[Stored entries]
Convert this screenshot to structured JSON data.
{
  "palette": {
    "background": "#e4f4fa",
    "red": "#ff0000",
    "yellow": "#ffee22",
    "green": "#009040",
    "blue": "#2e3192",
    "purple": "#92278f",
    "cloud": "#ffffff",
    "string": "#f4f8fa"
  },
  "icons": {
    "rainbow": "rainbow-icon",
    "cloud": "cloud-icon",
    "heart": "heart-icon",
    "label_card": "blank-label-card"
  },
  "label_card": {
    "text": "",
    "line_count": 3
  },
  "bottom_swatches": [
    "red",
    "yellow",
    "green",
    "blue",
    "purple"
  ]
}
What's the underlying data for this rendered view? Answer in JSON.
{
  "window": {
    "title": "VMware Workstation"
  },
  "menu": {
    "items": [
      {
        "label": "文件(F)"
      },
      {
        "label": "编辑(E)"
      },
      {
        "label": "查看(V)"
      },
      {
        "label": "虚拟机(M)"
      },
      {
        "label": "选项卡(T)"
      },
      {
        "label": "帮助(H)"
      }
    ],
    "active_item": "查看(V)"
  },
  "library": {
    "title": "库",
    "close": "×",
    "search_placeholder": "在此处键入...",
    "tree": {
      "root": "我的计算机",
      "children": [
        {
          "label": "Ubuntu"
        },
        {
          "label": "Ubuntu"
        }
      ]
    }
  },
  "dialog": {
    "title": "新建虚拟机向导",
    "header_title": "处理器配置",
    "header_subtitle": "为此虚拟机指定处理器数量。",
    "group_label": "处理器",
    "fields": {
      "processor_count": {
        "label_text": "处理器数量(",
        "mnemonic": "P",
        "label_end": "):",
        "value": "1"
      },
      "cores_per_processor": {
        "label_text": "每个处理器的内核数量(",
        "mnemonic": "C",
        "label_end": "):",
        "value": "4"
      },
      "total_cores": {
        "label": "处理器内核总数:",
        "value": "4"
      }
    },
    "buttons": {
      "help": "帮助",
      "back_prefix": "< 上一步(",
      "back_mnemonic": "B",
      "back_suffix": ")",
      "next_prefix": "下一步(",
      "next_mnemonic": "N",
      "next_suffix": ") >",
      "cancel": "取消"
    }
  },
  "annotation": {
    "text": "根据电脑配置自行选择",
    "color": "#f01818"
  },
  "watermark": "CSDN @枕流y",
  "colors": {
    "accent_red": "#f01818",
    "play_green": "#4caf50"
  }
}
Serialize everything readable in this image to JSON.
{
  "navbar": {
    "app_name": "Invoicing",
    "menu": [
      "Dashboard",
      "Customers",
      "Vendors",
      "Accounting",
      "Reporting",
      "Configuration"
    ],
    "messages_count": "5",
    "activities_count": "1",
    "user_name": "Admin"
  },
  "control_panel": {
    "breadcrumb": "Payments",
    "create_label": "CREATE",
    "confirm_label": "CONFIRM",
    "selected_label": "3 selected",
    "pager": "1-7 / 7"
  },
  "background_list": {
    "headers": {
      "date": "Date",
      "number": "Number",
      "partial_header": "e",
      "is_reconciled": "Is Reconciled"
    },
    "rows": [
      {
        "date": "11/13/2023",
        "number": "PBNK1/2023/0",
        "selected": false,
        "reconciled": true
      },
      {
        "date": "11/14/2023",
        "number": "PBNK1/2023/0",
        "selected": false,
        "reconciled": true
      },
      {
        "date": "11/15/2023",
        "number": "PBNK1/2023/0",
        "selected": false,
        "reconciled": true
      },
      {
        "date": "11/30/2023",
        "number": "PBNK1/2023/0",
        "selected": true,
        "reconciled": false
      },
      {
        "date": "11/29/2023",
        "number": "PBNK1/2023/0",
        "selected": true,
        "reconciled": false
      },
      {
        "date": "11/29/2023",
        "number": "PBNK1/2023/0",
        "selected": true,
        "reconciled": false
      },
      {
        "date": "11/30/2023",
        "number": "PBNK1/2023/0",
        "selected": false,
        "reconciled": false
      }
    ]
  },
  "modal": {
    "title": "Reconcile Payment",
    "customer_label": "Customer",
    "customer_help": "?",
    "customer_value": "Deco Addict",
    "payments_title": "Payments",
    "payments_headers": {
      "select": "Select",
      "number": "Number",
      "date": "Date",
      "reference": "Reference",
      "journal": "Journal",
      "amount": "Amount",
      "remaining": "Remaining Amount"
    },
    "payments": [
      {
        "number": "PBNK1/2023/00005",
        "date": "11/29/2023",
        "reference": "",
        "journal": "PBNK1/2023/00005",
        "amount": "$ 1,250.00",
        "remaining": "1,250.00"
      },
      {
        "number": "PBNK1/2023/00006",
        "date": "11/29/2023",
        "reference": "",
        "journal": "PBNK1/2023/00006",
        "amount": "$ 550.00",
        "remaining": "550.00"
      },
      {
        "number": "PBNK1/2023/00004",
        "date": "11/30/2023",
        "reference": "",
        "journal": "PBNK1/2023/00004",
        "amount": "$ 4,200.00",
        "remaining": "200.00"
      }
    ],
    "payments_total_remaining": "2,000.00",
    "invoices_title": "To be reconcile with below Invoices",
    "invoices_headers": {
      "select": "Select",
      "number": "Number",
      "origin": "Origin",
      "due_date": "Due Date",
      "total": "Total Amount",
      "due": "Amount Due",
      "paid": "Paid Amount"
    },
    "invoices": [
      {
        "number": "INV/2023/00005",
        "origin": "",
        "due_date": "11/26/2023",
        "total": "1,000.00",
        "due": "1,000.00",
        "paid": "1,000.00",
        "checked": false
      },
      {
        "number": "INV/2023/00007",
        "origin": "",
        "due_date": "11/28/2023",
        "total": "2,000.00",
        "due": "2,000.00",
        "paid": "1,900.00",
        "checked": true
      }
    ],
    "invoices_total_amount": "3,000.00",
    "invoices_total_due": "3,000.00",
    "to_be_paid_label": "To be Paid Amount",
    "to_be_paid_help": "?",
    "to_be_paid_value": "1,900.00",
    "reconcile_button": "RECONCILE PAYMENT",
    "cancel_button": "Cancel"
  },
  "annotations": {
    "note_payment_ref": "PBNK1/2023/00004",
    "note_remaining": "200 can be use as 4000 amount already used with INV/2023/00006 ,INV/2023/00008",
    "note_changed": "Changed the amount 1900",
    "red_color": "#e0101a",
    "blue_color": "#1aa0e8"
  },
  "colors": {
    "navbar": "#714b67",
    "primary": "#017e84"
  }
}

▶ _Your goal_
From the entries above, extract every line where the word "journal" appears.

▶ _The response_
      "journal": "Journal",
        "journal": "PBNK1/2023/00005",
        "journal": "PBNK1/2023/00006",
        "journal": "PBNK1/2023/00004",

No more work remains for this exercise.